**RECORDS SUPPLIED:**
◆ ◆ ◆ ◆

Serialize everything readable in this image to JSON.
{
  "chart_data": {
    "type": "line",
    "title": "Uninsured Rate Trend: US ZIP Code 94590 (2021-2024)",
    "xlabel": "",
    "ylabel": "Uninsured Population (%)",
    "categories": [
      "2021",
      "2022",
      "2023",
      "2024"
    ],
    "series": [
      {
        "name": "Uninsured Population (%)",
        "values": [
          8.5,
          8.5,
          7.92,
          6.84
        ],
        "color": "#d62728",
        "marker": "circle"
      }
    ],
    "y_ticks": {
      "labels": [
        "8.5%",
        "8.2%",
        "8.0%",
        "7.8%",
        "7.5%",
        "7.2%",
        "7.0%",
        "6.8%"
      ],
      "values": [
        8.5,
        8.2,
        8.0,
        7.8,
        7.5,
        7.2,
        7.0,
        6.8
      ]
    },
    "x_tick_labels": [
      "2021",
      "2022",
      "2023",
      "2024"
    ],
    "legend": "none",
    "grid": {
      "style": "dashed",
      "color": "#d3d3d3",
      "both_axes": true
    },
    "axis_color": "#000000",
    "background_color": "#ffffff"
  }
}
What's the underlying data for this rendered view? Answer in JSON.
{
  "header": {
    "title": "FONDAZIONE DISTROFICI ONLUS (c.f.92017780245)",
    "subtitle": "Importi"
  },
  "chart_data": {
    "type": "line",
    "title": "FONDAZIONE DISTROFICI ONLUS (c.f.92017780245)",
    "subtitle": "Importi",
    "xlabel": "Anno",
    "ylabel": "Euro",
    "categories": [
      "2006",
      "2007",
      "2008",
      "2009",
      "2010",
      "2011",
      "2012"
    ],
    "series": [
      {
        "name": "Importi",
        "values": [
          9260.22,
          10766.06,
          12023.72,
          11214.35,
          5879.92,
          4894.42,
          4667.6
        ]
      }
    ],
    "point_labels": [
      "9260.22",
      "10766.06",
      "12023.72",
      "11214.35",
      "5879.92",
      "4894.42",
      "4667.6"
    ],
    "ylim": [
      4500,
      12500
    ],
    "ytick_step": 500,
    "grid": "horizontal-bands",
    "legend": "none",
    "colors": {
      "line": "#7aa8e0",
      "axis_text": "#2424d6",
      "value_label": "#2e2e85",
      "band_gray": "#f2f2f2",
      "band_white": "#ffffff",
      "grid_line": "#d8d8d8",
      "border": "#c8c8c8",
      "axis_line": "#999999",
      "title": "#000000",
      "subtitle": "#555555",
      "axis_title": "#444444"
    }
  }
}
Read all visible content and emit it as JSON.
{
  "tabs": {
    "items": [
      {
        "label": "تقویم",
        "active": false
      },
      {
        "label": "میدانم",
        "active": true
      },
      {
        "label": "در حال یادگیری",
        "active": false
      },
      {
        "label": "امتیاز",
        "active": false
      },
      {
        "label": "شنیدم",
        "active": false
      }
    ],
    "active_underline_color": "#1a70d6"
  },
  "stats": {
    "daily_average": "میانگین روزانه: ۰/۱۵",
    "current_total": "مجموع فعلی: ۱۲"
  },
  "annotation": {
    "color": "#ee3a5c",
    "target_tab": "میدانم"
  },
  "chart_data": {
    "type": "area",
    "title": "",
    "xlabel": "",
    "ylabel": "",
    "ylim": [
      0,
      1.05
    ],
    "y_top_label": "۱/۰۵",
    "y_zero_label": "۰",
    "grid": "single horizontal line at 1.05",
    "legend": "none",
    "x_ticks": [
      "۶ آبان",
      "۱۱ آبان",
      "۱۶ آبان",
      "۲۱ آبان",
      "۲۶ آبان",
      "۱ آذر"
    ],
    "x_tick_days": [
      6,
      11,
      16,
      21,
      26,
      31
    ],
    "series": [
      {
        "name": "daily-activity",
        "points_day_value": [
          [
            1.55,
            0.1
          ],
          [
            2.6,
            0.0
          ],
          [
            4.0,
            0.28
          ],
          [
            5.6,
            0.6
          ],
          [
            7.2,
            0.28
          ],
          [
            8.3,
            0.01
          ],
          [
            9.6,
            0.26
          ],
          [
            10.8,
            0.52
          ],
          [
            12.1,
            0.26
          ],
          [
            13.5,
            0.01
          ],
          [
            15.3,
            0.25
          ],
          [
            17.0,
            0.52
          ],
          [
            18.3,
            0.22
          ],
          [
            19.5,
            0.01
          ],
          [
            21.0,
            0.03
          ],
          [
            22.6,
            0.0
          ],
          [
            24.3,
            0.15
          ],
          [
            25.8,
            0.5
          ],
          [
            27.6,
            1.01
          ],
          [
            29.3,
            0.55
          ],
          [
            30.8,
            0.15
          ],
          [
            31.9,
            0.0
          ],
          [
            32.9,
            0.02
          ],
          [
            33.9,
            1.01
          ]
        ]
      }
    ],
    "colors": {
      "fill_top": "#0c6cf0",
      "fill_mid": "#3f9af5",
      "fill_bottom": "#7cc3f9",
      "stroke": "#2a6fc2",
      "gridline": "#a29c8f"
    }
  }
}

◆ ◆ ◆ ◆

**PROBLEM TO WORK ON:** Write the material out exactly, with nothing left out.

**COMPLETE ANSWER:**
Serialize everything readable in this image to JSON.
{
  "chart_data": {
    "type": "line",
    "title": "Uninsured Rate Trend: US ZIP Code 94590 (2021-2024)",
    "xlabel": "",
    "ylabel": "Uninsured Population (%)",
    "categories": [
      "2021",
      "2022",
      "2023",
      "2024"
    ],
    "series": [
      {
        "name": "Uninsured Population (%)",
        "values": [
          8.5,
          8.5,
          7.92,
          6.84
        ],
        "color": "#d62728",
        "marker": "circle"
      }
    ],
    "y_ticks": {
      "labels": [
        "8.5%",
        "8.2%",
        "8.0%",
        "7.8%",
        "7.5%",
        "7.2%",
        "7.0%",
        "6.8%"
      ],
      "values": [
        8.5,
        8.2,
        8.0,
        7.8,
        7.5,
        7.2,
        7.0,
        6.8
      ]
    },
    "x_tick_labels": [
      "2021",
      "2022",
      "2023",
      "2024"
    ],
    "legend": "none",
    "grid": {
      "style": "dashed",
      "color": "#d3d3d3",
      "both_axes": true
    },
    "axis_color": "#000000",
    "background_color": "#ffffff"
  }
}
What's the underlying data for this rendered view? Answer in JSON.
{
  "header": {
    "title": "FONDAZIONE DISTROFICI ONLUS (c.f.92017780245)",
    "subtitle": "Importi"
  },
  "chart_data": {
    "type": "line",
    "title": "FONDAZIONE DISTROFICI ONLUS (c.f.92017780245)",
    "subtitle": "Importi",
    "xlabel": "Anno",
    "ylabel": "Euro",
    "categories": [
      "2006",
      "2007",
      "2008",
      "2009",
      "2010",
      "2011",
      "2012"
    ],
    "series": [
      {
        "name": "Importi",
        "values": [
          9260.22,
          10766.06,
          12023.72,
          11214.35,
          5879.92,
          4894.42,
          4667.6
        ]
      }
    ],
    "point_labels": [
      "9260.22",
      "10766.06",
      "12023.72",
      "11214.35",
      "5879.92",
      "4894.42",
      "4667.6"
    ],
    "ylim": [
      4500,
      12500
    ],
    "ytick_step": 500,
    "grid": "horizontal-bands",
    "legend": "none",
    "colors": {
      "line": "#7aa8e0",
      "axis_text": "#2424d6",
      "value_label": "#2e2e85",
      "band_gray": "#f2f2f2",
      "band_white": "#ffffff",
      "grid_line": "#d8d8d8",
      "border": "#c8c8c8",
      "axis_line": "#999999",
      "title": "#000000",
      "subtitle": "#555555",
      "axis_title": "#444444"
    }
  }
}
Read all visible content and emit it as JSON.
{
  "tabs": {
    "items": [
      {
        "label": "تقویم",
        "active": false
      },
      {
        "label": "میدانم",
        "active": true
      },
      {
        "label": "در حال یادگیری",
        "active": false
      },
      {
        "label": "امتیاز",
        "active": false
      },
      {
        "label": "شنیدم",
        "active": false
      }
    ],
    "active_underline_color": "#1a70d6"
  },
  "stats": {
    "daily_average": "میانگین روزانه: ۰/۱۵",
    "current_total": "مجموع فعلی: ۱۲"
  },
  "annotation": {
    "color": "#ee3a5c",
    "target_tab": "میدانم"
  },
  "chart_data": {
    "type": "area",
    "title": "",
    "xlabel": "",
    "ylabel": "",
    "ylim": [
      0,
      1.05
    ],
    "y_top_label": "۱/۰۵",
    "y_zero_label": "۰",
    "grid": "single horizontal line at 1.05",
    "legend": "none",
    "x_ticks": [
      "۶ آبان",
      "۱۱ آبان",
      "۱۶ آبان",
      "۲۱ آبان",
      "۲۶ آبان",
      "۱ آذر"
    ],
    "x_tick_days": [
      6,
      11,
      16,
      21,
      26,
      31
    ],
    "series": [
      {
        "name": "daily-activity",
        "points_day_value": [
          [
            1.55,
            0.1
          ],
          [
            2.6,
            0.0
          ],
          [
            4.0,
            0.28
          ],
          [
            5.6,
            0.6
          ],
          [
            7.2,
            0.28
          ],
          [
            8.3,
            0.01
          ],
          [
            9.6,
            0.26
          ],
          [
            10.8,
            0.52
          ],
          [
            12.1,
            0.26
          ],
          [
            13.5,
            0.01
          ],
          [
            15.3,
            0.25
          ],
          [
            17.0,
            0.52
          ],
          [
            18.3,
            0.22
          ],
          [
            19.5,
            0.01
          ],
          [
            21.0,
            0.03
          ],
          [
            22.6,
            0.0
          ],
          [
            24.3,
            0.15
          ],
          [
            25.8,
            0.5
          ],
          [
            27.6,
            1.01
          ],
          [
            29.3,
            0.55
          ],
          [
            30.8,
            0.15
          ],
          [
            31.9,
            0.0
          ],
          [
            32.9,
            0.02
          ],
          [
            33.9,
            1.01
          ]
        ]
      }
    ],
    "colors": {
      "fill_top": "#0c6cf0",
      "fill_mid": "#3f9af5",
      "fill_bottom": "#7cc3f9",
      "stroke": "#2a6fc2",
      "gridline": "#a29c8f"
    }
  }
}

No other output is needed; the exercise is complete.